* [AIM OF THE EXERCISE]:
Can you transcribe every record below exactly as it appears?

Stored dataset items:
___

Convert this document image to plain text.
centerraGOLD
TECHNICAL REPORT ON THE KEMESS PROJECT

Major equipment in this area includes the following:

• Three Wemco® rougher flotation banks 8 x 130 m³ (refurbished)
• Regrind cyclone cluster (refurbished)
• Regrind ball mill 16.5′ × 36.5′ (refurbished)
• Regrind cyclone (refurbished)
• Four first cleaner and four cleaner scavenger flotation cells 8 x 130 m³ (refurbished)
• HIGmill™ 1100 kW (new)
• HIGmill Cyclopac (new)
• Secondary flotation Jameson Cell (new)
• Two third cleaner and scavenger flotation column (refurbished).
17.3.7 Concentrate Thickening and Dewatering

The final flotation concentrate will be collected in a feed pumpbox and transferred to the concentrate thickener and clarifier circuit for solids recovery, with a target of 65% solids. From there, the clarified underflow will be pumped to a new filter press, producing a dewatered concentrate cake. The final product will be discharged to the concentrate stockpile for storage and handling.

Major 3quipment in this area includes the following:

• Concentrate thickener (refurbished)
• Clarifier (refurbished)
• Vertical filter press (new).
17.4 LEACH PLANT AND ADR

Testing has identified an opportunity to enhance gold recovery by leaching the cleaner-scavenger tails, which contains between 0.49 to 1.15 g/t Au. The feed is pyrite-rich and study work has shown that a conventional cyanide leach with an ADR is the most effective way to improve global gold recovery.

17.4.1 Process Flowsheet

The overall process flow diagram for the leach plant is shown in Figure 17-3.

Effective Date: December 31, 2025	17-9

___

* [EXERCISE RESPONSE]:
Convert this document image to plain text.
centerraGOLD
TECHNICAL REPORT ON THE KEMESS PROJECT

Major equipment in this area includes the following:

• Three Wemco® rougher flotation banks 8 x 130 m³ (refurbished)
• Regrind cyclone cluster (refurbished)
• Regrind ball mill 16.5′ × 36.5′ (refurbished)
• Regrind cyclone (refurbished)
• Four first cleaner and four cleaner scavenger flotation cells 8 x 130 m³ (refurbished)
• HIGmill™ 1100 kW (new)
• HIGmill Cyclopac (new)
• Secondary flotation Jameson Cell (new)
• Two third cleaner and scavenger flotation column (refurbished).
17.3.7 Concentrate Thickening and Dewatering

The final flotation concentrate will be collected in a feed pumpbox and transferred to the concentrate thickener and clarifier circuit for solids recovery, with a target of 65% solids. From there, the clarified underflow will be pumped to a new filter press, producing a dewatered concentrate cake. The final product will be discharged to the concentrate stockpile for storage and handling.

Major 3quipment in this area includes the following:

• Concentrate thickener (refurbished)
• Clarifier (refurbished)
• Vertical filter press (new).
17.4 LEACH PLANT AND ADR

Testing has identified an opportunity to enhance gold recovery by leaching the cleaner-scavenger tails, which contains between 0.49 to 1.15 g/t Au. The feed is pyrite-rich and study work has shown that a conventional cyanide leach with an ADR is the most effective way to improve global gold recovery.

17.4.1 Process Flowsheet

The overall process flow diagram for the leach plant is shown in Figure 17-3.

Effective Date: December 31, 2025	17-9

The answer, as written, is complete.